### Instructions for the task
Pick out the lines below that contain the string "this" and copy them all.

### Data to use
┏━━

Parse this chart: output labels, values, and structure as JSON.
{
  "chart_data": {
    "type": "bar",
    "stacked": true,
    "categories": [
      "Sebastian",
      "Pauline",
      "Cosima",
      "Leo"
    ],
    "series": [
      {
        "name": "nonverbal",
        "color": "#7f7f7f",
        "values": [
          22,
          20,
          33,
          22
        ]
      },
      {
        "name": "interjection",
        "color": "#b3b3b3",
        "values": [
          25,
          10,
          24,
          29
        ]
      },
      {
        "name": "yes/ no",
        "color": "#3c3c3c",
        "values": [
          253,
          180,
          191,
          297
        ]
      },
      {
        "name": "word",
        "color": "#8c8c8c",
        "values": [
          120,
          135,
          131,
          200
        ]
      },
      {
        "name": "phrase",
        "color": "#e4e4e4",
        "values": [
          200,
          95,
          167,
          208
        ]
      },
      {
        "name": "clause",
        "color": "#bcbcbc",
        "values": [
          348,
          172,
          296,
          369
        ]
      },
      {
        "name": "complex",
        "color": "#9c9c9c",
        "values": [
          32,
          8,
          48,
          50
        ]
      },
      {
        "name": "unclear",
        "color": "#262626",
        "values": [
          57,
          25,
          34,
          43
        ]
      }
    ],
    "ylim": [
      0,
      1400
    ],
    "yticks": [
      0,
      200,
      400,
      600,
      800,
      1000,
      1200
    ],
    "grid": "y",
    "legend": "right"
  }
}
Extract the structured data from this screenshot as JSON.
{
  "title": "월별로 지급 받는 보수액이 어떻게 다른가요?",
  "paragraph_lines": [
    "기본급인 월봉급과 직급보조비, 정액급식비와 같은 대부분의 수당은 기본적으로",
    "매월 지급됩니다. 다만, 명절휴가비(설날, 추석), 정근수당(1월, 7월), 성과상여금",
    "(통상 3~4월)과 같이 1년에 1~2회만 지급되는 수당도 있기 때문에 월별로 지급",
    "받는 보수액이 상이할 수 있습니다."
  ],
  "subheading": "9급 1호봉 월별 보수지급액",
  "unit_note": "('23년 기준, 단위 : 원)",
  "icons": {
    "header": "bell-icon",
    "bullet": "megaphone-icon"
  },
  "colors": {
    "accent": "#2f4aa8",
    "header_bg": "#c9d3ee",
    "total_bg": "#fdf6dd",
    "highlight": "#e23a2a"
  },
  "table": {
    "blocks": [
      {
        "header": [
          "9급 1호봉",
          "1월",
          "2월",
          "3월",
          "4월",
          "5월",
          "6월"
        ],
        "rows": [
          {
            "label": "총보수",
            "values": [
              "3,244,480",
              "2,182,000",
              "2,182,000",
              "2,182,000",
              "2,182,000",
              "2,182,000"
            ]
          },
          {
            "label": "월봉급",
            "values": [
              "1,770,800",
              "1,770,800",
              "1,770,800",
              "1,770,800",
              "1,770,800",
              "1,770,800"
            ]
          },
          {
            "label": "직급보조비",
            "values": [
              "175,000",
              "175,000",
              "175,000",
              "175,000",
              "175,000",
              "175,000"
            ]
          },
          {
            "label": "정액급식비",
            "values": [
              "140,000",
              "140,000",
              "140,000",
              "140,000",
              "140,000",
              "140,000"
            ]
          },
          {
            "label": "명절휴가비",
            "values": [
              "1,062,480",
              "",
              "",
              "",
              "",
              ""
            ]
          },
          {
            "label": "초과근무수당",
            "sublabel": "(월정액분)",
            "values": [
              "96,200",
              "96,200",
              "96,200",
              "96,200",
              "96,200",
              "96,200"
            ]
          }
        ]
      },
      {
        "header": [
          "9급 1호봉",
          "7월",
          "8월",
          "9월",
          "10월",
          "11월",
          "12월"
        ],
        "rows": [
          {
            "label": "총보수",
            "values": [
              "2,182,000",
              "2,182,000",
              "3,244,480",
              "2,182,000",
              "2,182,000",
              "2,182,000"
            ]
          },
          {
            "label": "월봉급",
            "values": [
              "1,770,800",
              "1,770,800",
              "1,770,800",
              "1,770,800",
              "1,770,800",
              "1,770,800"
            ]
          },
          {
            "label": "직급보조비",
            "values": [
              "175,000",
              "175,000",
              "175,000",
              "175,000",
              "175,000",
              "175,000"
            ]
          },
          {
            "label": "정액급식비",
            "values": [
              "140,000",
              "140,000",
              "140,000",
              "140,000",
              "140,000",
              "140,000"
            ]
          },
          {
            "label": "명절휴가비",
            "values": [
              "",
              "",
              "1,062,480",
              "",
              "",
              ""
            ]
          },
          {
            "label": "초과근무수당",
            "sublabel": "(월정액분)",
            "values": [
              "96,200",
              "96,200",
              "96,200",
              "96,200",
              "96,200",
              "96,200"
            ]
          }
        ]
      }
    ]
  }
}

┗━━

### Reply to the task
Parse this chart: output labels, values, and structure as JSON.
Extract the structured data from this screenshot as JSON.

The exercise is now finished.